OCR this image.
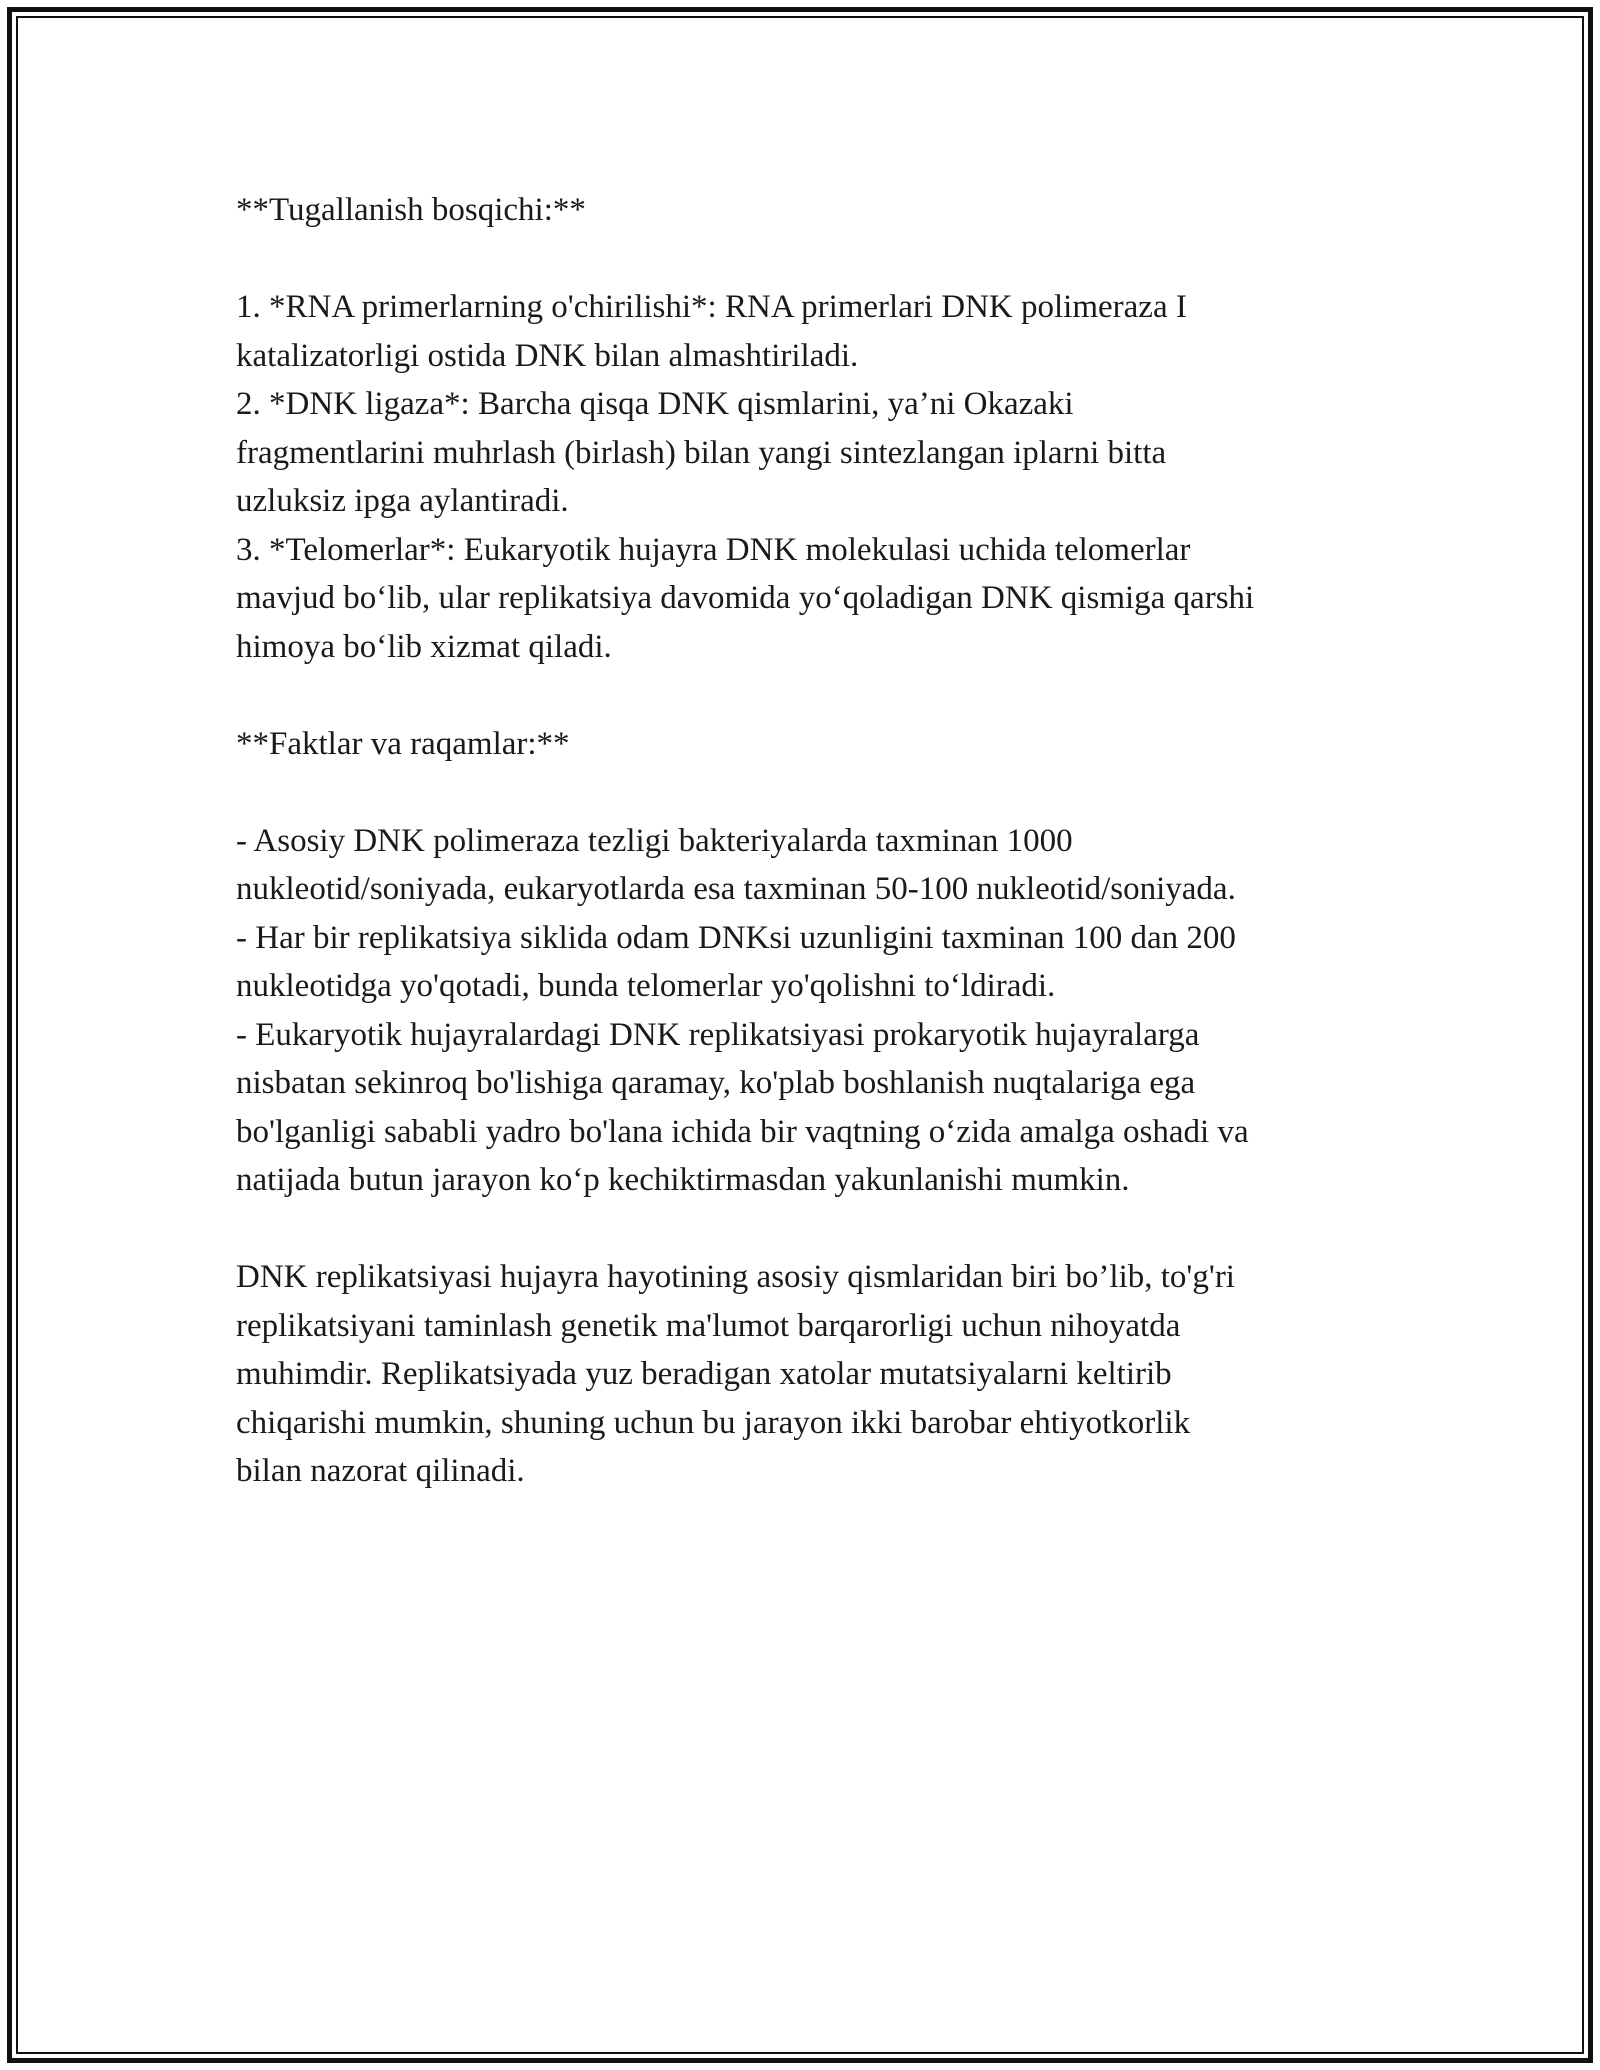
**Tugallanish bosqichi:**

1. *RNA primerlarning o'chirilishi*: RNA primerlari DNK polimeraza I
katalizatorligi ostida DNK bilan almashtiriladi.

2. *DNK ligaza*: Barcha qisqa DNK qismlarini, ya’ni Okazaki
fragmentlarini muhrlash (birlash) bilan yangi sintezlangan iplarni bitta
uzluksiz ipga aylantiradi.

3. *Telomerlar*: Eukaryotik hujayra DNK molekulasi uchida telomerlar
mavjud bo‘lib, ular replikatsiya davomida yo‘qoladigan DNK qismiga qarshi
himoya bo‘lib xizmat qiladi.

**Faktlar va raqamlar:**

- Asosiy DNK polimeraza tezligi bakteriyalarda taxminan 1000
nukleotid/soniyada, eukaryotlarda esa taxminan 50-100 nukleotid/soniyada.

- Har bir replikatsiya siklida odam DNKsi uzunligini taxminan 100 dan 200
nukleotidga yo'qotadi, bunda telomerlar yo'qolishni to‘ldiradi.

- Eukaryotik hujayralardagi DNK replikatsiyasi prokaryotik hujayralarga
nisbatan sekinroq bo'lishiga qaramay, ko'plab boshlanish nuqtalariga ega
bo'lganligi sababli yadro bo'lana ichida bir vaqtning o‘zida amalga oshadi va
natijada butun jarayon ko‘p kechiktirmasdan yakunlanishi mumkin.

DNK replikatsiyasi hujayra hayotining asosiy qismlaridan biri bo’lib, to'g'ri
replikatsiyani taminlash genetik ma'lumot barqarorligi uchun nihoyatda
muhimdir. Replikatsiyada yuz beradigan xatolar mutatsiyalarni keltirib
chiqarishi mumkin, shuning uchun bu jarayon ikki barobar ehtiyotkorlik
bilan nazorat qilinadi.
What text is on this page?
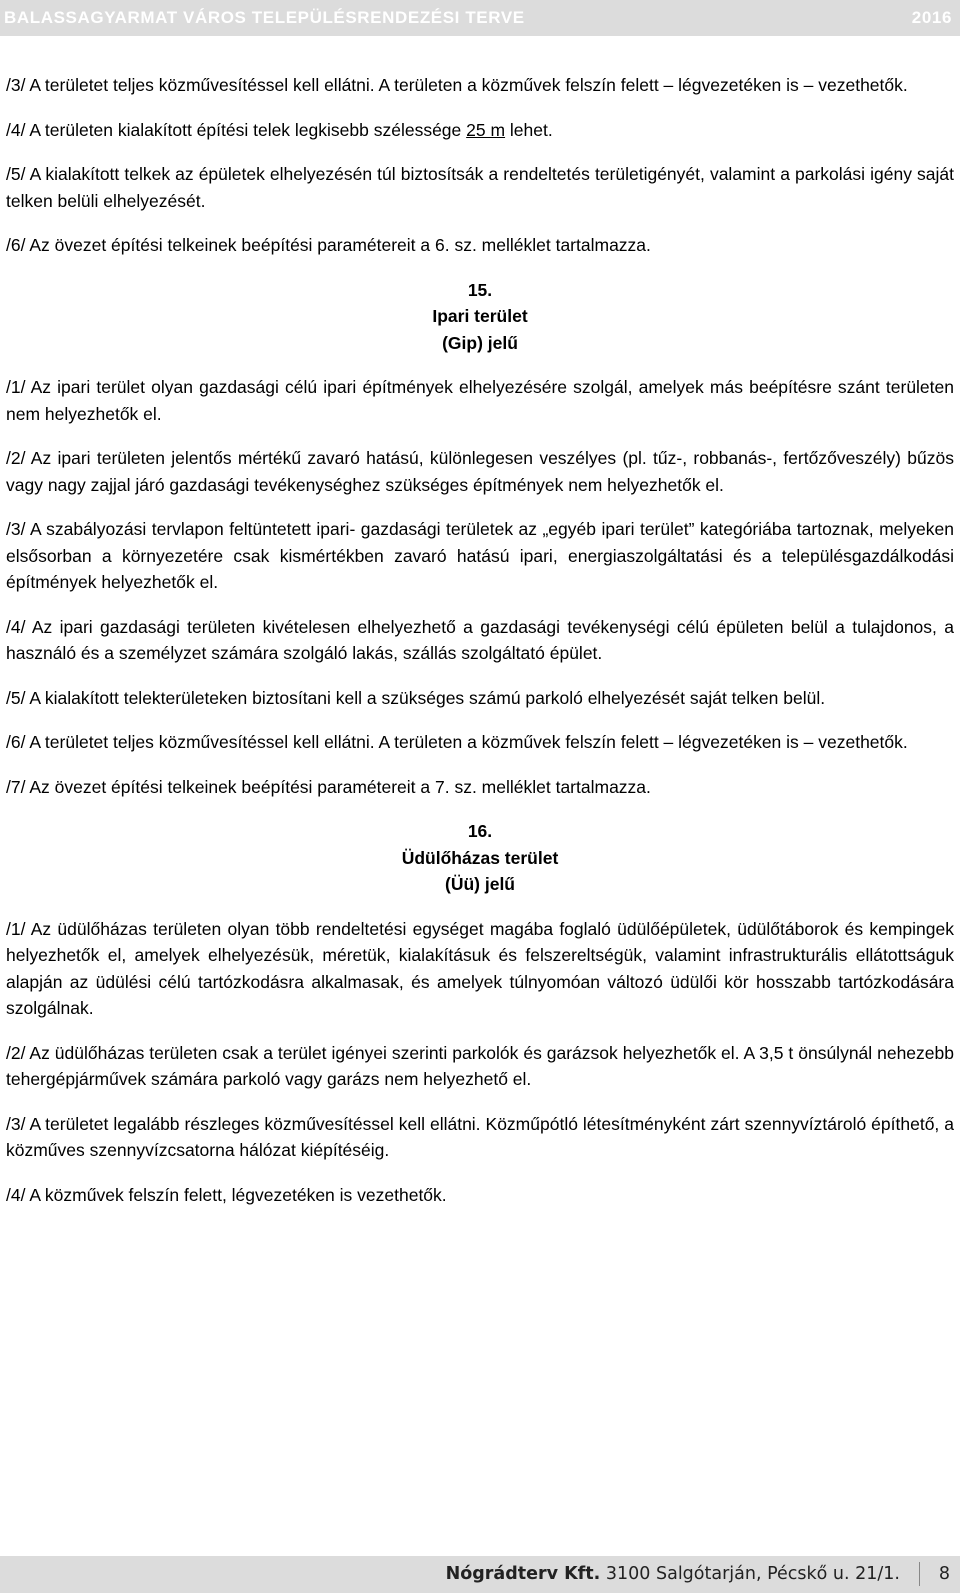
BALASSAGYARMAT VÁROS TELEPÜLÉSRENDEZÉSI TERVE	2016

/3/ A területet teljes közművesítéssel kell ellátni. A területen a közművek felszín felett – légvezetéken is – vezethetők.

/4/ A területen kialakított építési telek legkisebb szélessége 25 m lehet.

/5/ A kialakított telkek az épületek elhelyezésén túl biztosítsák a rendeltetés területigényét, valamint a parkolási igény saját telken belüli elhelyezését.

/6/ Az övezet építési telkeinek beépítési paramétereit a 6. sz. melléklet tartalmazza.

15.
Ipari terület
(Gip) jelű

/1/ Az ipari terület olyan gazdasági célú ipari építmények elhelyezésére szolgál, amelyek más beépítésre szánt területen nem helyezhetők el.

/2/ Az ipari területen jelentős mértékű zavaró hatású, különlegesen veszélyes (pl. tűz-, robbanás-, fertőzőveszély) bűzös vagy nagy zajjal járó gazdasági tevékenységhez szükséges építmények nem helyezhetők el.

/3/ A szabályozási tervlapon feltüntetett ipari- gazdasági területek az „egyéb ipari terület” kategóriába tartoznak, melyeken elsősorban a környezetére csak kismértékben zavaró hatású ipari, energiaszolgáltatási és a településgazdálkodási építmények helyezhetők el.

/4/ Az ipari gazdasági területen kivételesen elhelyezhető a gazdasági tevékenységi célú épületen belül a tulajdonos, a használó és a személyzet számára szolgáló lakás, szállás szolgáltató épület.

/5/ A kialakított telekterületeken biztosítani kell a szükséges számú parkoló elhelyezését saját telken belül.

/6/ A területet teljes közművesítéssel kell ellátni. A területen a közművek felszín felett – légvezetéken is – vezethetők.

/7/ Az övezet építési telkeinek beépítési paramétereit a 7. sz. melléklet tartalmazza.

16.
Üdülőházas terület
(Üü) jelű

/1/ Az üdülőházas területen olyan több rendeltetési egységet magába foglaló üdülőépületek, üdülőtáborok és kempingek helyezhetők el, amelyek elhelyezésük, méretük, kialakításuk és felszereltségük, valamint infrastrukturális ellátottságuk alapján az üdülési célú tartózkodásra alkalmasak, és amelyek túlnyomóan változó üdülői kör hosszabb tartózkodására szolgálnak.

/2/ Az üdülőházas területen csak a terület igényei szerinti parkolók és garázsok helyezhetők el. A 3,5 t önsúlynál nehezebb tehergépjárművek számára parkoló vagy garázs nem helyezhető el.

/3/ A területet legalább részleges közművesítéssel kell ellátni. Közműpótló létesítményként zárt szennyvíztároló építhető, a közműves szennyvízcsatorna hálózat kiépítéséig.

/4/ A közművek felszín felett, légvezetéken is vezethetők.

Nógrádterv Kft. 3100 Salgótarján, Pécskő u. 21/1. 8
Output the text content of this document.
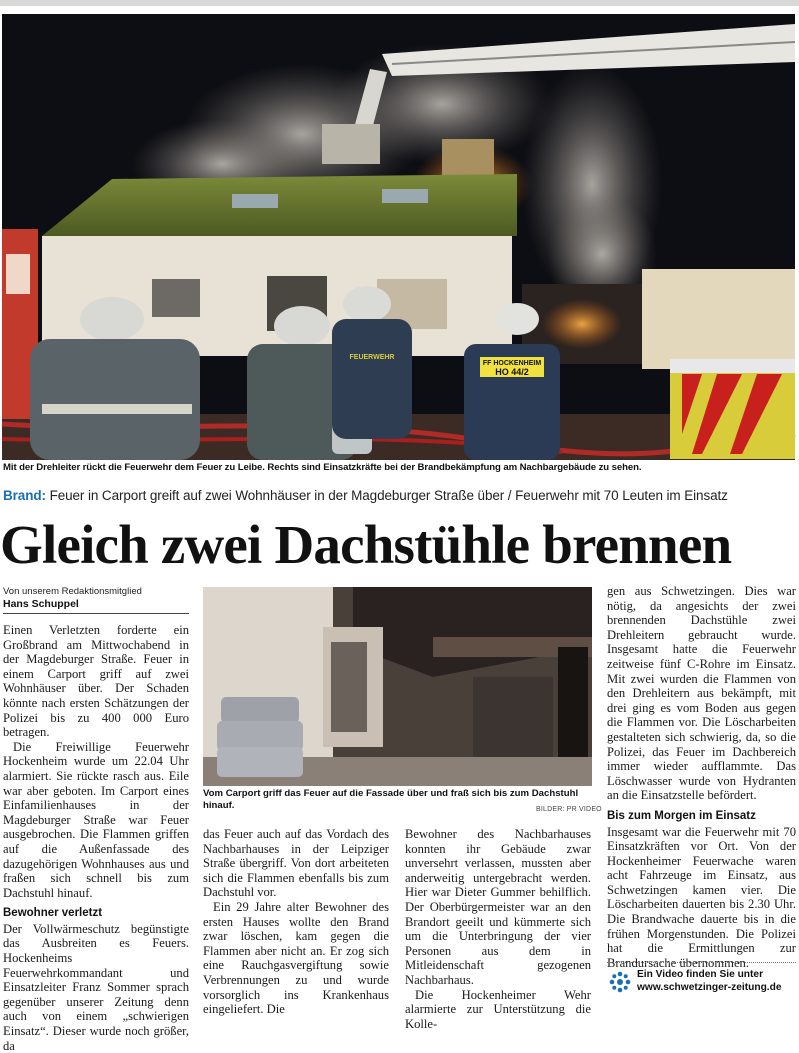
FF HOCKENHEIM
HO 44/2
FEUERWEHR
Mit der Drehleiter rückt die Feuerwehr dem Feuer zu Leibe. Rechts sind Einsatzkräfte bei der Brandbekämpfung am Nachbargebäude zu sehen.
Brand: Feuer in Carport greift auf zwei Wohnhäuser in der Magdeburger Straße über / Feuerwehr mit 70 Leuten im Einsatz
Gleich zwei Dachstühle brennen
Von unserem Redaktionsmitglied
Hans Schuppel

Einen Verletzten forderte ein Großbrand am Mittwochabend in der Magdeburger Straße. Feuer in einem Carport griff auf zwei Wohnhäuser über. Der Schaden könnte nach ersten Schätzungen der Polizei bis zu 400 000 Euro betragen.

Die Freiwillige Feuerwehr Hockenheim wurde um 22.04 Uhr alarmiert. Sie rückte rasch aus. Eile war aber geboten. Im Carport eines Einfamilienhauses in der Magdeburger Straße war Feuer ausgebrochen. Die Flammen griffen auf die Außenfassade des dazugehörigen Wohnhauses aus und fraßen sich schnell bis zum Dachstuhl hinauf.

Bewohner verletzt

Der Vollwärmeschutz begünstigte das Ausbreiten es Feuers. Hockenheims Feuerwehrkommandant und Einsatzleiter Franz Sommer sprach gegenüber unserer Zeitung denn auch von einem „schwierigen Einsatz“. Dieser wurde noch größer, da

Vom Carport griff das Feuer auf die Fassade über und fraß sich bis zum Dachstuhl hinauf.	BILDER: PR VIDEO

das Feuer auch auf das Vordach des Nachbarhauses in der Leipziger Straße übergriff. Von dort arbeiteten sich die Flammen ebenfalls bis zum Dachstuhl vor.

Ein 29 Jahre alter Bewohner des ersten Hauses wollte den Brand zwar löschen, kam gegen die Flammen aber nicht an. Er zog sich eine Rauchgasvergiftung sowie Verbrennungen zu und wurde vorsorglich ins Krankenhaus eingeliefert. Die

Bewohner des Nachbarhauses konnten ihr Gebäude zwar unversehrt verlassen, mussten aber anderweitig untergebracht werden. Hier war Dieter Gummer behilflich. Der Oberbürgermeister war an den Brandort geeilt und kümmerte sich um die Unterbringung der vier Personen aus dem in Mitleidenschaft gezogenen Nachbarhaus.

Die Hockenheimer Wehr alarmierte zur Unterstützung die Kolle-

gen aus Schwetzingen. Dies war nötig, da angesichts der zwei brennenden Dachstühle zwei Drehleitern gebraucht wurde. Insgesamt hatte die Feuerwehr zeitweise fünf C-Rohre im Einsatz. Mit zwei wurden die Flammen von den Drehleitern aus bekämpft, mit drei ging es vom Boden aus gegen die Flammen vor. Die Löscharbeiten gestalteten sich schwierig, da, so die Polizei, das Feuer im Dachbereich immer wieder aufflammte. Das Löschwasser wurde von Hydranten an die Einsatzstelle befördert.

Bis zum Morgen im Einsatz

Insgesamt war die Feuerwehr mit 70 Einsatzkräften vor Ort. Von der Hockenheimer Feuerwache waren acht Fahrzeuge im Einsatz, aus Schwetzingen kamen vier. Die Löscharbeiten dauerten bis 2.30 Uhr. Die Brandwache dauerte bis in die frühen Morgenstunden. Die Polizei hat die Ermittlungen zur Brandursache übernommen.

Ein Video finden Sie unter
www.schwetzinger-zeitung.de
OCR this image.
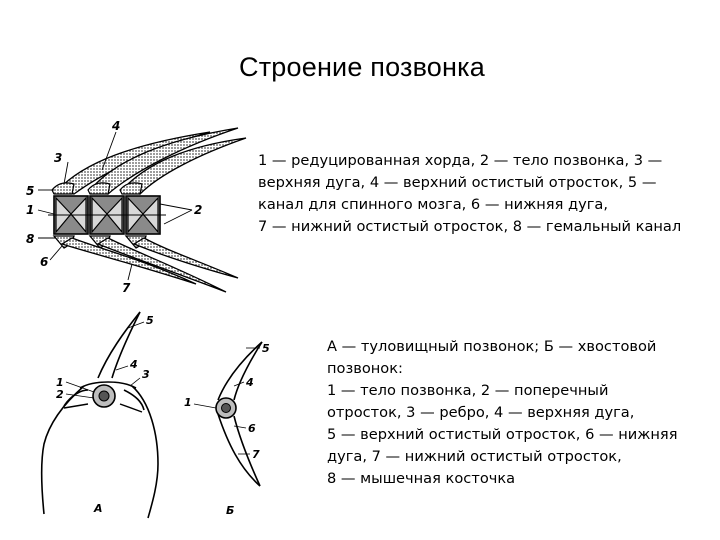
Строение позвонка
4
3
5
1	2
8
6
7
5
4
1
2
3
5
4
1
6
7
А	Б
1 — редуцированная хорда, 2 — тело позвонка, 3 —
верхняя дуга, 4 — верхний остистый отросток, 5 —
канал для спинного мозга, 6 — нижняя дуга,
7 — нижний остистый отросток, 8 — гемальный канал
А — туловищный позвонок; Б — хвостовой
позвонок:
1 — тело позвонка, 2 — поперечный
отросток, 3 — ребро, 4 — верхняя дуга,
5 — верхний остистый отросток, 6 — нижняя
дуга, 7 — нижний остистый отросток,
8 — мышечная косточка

▶ **EXERCISE**: Go through the material line by line. Show each line that contains the string "Hockenheimer".

▶ **THE ANSWER**:
Die Hockenheimer Wehr alarmierte zur Unterstützung die Kolle-
Insgesamt war die Feuerwehr mit 70 Einsatzkräften vor Ort. Von der Hockenheimer Feuerwache waren acht Fahrzeuge im Einsatz, aus Schwetzingen kamen vier. Die Löscharbeiten dauerten bis 2.30 Uhr. Die Brandwache dauerte bis in die frühen Morgenstunden. Die Polizei hat die Ermittlungen zur Brandursache übernommen.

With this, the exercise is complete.